Entries with figure data:

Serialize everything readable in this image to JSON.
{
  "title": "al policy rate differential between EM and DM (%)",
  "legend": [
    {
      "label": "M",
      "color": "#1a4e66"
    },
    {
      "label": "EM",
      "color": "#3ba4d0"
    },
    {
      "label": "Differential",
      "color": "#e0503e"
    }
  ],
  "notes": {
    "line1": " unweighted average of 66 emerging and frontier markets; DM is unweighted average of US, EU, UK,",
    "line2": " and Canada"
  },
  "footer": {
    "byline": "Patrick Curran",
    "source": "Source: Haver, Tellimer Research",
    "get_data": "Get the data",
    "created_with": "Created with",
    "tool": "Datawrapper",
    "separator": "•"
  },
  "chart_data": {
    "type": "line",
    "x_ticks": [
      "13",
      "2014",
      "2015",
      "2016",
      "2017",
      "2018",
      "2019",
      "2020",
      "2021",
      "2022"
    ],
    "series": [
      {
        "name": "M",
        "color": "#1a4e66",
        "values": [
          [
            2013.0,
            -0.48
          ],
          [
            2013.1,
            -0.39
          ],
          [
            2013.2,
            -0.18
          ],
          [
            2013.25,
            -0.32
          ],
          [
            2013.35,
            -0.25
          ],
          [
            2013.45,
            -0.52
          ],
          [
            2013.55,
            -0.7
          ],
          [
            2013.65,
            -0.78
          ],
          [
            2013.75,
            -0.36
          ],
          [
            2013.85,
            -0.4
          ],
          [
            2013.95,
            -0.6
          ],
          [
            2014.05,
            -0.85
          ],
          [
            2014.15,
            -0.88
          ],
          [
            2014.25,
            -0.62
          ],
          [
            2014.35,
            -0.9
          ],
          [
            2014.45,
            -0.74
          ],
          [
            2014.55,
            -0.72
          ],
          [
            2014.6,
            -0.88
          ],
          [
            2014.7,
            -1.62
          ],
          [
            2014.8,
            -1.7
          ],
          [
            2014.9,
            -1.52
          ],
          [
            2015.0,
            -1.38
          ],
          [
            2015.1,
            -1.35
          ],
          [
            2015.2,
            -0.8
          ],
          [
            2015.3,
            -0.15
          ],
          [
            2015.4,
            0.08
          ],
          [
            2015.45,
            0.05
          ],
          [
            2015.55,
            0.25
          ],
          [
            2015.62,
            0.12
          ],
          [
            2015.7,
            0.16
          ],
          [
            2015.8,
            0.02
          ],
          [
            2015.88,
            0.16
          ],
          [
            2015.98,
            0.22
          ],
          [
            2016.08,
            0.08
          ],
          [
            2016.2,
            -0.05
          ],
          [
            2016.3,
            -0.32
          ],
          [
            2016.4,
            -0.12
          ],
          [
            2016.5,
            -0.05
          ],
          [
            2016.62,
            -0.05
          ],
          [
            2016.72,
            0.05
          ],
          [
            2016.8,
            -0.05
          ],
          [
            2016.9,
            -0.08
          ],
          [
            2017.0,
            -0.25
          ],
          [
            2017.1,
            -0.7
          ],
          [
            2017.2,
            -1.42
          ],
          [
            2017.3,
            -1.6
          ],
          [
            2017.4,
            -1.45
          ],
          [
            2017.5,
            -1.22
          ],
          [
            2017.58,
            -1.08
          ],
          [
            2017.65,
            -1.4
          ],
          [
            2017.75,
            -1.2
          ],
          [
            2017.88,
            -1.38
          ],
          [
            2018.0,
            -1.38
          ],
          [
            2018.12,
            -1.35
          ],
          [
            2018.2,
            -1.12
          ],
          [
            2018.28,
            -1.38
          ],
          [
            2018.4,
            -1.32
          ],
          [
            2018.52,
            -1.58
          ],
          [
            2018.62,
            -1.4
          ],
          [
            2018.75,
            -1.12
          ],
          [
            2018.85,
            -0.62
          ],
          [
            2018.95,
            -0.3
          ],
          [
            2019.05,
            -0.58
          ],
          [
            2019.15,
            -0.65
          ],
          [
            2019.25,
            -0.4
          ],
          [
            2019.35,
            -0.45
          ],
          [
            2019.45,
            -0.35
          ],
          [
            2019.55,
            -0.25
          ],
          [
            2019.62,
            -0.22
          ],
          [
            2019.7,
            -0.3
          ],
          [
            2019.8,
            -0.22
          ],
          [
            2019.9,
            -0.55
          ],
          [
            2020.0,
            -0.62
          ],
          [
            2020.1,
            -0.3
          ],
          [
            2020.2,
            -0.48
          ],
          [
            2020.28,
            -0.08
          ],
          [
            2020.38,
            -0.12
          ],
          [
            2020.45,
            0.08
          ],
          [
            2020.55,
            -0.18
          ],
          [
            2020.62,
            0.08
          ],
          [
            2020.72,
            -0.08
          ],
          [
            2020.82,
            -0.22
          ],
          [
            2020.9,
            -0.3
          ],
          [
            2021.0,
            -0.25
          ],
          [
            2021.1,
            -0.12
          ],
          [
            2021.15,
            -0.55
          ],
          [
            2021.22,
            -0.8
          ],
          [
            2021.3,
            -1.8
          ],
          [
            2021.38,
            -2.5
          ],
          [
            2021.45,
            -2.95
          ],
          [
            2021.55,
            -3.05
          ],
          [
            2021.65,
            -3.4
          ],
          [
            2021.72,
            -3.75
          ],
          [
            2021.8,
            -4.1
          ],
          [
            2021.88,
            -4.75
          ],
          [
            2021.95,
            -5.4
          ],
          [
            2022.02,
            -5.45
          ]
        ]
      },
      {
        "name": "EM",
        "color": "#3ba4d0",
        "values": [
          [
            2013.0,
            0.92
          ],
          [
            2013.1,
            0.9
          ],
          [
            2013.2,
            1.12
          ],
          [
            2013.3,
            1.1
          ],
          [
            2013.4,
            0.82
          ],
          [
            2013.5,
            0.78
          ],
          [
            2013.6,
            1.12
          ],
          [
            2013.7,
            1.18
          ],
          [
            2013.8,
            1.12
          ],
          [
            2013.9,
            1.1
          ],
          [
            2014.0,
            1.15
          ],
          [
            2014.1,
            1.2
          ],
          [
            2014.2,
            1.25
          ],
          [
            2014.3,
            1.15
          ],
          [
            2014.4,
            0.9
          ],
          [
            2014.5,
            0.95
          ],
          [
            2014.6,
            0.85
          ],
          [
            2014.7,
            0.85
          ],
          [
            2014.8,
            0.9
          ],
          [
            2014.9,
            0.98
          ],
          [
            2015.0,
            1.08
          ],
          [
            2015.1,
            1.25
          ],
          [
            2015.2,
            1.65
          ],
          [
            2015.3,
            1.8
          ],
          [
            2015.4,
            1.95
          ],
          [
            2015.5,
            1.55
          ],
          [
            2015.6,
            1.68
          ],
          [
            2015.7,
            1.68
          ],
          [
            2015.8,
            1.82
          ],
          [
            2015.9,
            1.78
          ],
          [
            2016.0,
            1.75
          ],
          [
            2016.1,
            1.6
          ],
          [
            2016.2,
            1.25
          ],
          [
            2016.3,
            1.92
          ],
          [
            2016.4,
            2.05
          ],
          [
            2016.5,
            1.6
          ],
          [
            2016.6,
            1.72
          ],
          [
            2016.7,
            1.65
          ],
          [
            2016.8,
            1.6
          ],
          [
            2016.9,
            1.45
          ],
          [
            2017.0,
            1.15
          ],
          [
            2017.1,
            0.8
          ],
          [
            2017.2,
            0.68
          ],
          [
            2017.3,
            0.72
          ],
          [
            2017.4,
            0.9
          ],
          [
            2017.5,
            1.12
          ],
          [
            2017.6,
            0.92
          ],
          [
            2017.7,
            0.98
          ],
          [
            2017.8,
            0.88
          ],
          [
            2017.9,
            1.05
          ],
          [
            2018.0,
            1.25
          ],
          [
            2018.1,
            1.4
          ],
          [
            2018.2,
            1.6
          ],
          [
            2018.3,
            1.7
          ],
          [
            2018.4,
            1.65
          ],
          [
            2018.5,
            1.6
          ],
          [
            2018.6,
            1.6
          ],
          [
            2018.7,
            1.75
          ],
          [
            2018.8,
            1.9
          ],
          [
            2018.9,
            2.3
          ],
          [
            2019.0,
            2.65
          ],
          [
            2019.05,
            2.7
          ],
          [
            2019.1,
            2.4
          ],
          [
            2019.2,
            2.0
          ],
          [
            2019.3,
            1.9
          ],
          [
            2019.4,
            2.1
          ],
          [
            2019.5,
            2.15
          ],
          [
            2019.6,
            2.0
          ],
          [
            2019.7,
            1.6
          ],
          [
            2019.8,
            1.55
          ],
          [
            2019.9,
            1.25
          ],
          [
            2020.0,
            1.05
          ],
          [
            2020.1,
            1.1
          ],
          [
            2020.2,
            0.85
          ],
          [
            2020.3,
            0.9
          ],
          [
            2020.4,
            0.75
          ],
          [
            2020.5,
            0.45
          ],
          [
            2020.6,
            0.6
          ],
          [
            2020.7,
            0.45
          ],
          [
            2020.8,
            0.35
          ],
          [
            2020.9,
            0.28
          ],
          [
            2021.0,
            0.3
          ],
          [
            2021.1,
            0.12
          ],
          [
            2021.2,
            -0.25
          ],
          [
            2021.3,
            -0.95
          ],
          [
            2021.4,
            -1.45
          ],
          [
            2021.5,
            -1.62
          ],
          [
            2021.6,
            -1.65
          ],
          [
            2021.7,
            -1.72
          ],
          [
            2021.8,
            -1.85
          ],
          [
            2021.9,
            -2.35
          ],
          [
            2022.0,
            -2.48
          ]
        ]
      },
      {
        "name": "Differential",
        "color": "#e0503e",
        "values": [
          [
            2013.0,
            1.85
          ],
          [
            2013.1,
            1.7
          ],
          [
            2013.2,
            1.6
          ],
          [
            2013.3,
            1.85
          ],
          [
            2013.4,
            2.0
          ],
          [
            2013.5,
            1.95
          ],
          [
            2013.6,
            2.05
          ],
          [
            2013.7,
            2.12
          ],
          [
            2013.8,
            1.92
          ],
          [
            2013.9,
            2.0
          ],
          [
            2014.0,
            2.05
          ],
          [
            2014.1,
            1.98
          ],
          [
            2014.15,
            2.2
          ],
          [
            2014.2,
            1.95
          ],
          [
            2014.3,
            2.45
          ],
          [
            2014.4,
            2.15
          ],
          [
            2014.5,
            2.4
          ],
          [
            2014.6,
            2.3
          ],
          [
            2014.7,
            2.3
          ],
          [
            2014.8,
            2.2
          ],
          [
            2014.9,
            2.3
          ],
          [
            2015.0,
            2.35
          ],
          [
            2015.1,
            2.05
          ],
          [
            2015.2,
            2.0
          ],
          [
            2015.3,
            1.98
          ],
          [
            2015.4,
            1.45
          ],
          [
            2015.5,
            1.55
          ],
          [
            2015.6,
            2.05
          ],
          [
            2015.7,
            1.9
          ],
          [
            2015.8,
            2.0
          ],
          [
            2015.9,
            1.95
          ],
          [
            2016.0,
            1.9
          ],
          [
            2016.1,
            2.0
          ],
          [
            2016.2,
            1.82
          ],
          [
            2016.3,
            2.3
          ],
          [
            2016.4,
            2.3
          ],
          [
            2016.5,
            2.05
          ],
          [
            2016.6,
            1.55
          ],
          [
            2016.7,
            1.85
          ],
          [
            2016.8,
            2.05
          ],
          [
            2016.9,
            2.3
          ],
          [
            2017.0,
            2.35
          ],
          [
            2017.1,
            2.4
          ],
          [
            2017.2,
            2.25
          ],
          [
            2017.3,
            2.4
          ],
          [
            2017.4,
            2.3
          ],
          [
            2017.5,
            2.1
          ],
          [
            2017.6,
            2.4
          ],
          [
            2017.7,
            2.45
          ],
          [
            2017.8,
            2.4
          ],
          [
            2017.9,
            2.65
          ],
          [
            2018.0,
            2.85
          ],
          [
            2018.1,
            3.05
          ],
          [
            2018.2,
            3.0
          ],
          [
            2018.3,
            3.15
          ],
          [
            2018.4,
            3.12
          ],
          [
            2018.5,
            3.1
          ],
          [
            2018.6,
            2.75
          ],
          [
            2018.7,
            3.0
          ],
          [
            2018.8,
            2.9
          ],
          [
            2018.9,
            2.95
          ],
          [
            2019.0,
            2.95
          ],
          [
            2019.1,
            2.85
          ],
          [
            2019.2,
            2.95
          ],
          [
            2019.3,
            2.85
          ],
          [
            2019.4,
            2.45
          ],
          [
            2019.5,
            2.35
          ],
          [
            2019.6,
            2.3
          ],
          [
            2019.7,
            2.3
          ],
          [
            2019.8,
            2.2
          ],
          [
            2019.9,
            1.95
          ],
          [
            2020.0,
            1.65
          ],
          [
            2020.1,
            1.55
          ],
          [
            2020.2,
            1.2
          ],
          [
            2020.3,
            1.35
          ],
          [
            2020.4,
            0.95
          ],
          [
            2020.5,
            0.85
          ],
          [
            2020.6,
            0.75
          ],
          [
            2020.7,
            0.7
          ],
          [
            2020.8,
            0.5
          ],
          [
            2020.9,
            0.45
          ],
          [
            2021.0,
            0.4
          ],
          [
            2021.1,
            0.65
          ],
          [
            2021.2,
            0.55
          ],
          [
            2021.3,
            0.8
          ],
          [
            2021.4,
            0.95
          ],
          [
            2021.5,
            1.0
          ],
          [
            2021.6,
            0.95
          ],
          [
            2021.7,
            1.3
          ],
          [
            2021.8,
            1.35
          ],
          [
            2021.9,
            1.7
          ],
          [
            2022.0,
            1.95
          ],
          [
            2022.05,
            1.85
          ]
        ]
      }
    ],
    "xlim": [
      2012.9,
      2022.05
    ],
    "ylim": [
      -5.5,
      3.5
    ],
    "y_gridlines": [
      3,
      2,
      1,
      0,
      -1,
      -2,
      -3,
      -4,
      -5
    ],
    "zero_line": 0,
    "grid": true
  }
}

### What you have to do
Check every line for "color" and show the ones that have it.

### The result
      "color": "#1a4e66"
      "color": "#3ba4d0"
      "color": "#e0503e"
        "color": "#1a4e66",
        "color": "#3ba4d0",
        "color": "#e0503e",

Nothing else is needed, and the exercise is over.